> What this task involves:
Return every line of the records below without any change.

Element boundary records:
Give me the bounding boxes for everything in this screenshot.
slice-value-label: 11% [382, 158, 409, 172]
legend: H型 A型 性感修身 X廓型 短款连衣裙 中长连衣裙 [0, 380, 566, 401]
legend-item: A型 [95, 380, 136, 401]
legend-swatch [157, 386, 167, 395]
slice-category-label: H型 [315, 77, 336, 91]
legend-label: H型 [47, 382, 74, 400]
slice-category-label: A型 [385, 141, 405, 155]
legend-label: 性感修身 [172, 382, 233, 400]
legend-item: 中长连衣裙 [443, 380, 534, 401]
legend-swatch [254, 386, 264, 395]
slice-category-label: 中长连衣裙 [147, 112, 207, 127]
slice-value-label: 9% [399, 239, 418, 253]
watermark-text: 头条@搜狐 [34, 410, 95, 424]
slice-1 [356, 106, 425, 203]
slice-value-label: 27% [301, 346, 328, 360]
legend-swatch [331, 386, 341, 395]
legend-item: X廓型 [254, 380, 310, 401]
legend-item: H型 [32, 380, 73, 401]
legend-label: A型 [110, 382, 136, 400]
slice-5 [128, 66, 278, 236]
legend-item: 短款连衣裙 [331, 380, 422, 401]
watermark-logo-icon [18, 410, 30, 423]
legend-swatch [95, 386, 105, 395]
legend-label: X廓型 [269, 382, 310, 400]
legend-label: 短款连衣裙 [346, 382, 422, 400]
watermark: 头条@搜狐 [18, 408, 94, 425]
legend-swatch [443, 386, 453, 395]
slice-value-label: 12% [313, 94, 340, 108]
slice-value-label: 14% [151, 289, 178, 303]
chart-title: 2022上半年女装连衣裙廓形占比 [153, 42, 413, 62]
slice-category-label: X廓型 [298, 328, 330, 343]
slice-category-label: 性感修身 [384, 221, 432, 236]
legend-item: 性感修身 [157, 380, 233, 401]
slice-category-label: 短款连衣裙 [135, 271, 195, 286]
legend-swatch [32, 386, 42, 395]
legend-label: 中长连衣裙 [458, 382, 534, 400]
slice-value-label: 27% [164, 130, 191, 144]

> Response to the task:
Give me the bounding boxes for everything in this screenshot.
slice-value-label: 11% [382, 158, 409, 172]
legend: H型 A型 性感修身 X廓型 短款连衣裙 中长连衣裙 [0, 380, 566, 401]
legend-item: A型 [95, 380, 136, 401]
legend-swatch [157, 386, 167, 395]
slice-category-label: H型 [315, 77, 336, 91]
legend-label: H型 [47, 382, 74, 400]
slice-category-label: A型 [385, 141, 405, 155]
legend-label: 性感修身 [172, 382, 233, 400]
legend-item: 中长连衣裙 [443, 380, 534, 401]
legend-swatch [254, 386, 264, 395]
slice-category-label: 中长连衣裙 [147, 112, 207, 127]
slice-value-label: 9% [399, 239, 418, 253]
watermark-text: 头条@搜狐 [34, 410, 95, 424]
slice-1 [356, 106, 425, 203]
slice-value-label: 27% [301, 346, 328, 360]
legend-swatch [331, 386, 341, 395]
legend-item: X廓型 [254, 380, 310, 401]
legend-item: H型 [32, 380, 73, 401]
legend-label: A型 [110, 382, 136, 400]
slice-5 [128, 66, 278, 236]
legend-item: 短款连衣裙 [331, 380, 422, 401]
watermark-logo-icon [18, 410, 30, 423]
legend-swatch [95, 386, 105, 395]
legend-label: X廓型 [269, 382, 310, 400]
legend-label: 短款连衣裙 [346, 382, 422, 400]
watermark: 头条@搜狐 [18, 408, 94, 425]
legend-swatch [443, 386, 453, 395]
slice-value-label: 12% [313, 94, 340, 108]
slice-value-label: 14% [151, 289, 178, 303]
chart-title: 2022上半年女装连衣裙廓形占比 [153, 42, 413, 62]
slice-category-label: X廓型 [298, 328, 330, 343]
slice-category-label: 性感修身 [384, 221, 432, 236]
legend-item: 性感修身 [157, 380, 233, 401]
slice-category-label: 短款连衣裙 [135, 271, 195, 286]
legend-swatch [32, 386, 42, 395]
legend-label: 中长连衣裙 [458, 382, 534, 400]
slice-value-label: 27% [164, 130, 191, 144]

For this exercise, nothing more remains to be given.